### WRITTEN TASK
Count the lines containing "Väldigt" in the entries underneath, and state that count without anything else.

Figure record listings
○ ○ ○ ○ ○
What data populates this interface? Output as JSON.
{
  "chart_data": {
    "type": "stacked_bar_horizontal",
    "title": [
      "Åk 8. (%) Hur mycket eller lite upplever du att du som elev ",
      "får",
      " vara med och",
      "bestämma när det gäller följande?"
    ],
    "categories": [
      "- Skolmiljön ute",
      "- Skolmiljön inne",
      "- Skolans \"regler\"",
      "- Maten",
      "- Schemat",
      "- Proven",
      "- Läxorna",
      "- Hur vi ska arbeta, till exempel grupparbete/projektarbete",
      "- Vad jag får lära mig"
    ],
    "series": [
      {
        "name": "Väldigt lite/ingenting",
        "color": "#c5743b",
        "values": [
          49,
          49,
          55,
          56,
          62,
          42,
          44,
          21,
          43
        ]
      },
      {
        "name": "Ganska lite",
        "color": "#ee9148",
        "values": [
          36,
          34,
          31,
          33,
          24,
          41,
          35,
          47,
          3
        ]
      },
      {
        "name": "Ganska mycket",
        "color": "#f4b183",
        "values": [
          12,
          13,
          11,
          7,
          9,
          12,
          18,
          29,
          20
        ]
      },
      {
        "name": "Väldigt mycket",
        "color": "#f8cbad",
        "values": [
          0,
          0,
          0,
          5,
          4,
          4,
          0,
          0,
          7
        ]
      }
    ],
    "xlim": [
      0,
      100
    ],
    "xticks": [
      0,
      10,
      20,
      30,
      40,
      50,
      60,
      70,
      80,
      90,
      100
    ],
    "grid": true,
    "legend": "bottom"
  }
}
○ ○ ○ ○ ○
### RESPONSE
2